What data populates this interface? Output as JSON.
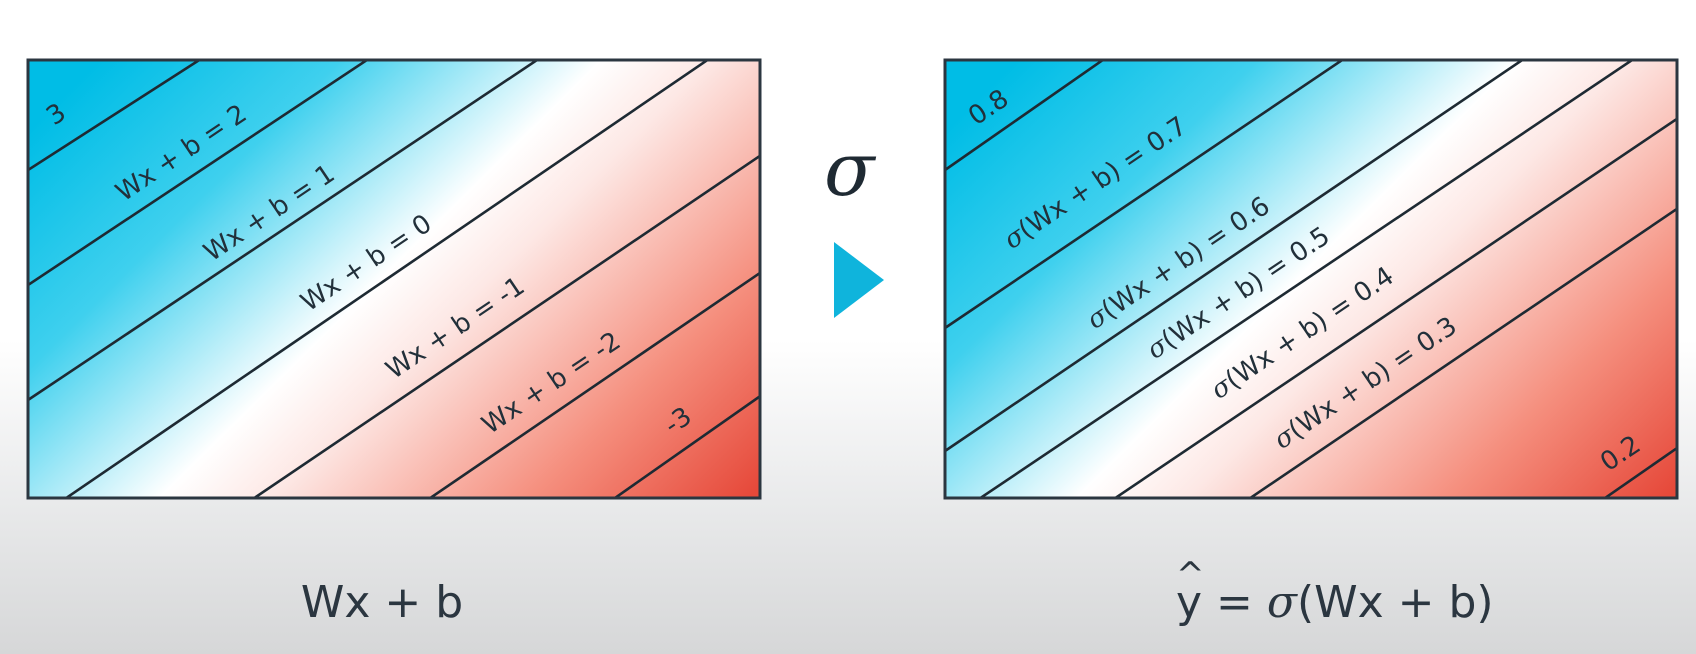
{
  "left_panel": {
    "corner_top_left": "3",
    "corner_bottom_right": "-3",
    "contour_labels": [
      "Wx + b = 2",
      "Wx + b = 1",
      "Wx + b = 0",
      "Wx + b = -1",
      "Wx + b = -2"
    ],
    "caption": "Wx + b"
  },
  "arrow": {
    "symbol": "σ"
  },
  "right_panel": {
    "corner_top_left": "0.8",
    "corner_bottom_right": "0.2",
    "contour_label_prefix": "σ",
    "contour_labels": [
      "(Wx + b) = 0.7",
      "(Wx + b) = 0.6",
      "(Wx + b) = 0.5",
      "(Wx + b) = 0.4",
      "(Wx + b) = 0.3"
    ],
    "caption_hat": "^",
    "caption_y": "y",
    "caption_eq": " = ",
    "caption_sigma": "σ",
    "caption_rest": "(Wx + b)"
  },
  "colors": {
    "blue": "#00c3e8",
    "white": "#ffffff",
    "red": "#e94d3c",
    "arrow": "#0fb4dc",
    "line": "#1e2a33"
  }
}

###

*Set task*: Print the complete listing exactly, apart from any pictures.

*Output of the exercise*:
What data populates this interface? Output as JSON.
{
  "left_panel": {
    "corner_top_left": "3",
    "corner_bottom_right": "-3",
    "contour_labels": [
      "Wx + b = 2",
      "Wx + b = 1",
      "Wx + b = 0",
      "Wx + b = -1",
      "Wx + b = -2"
    ],
    "caption": "Wx + b"
  },
  "arrow": {
    "symbol": "σ"
  },
  "right_panel": {
    "corner_top_left": "0.8",
    "corner_bottom_right": "0.2",
    "contour_label_prefix": "σ",
    "contour_labels": [
      "(Wx + b) = 0.7",
      "(Wx + b) = 0.6",
      "(Wx + b) = 0.5",
      "(Wx + b) = 0.4",
      "(Wx + b) = 0.3"
    ],
    "caption_hat": "^",
    "caption_y": "y",
    "caption_eq": " = ",
    "caption_sigma": "σ",
    "caption_rest": "(Wx + b)"
  },
  "colors": {
    "blue": "#00c3e8",
    "white": "#ffffff",
    "red": "#e94d3c",
    "arrow": "#0fb4dc",
    "line": "#1e2a33"
  }
}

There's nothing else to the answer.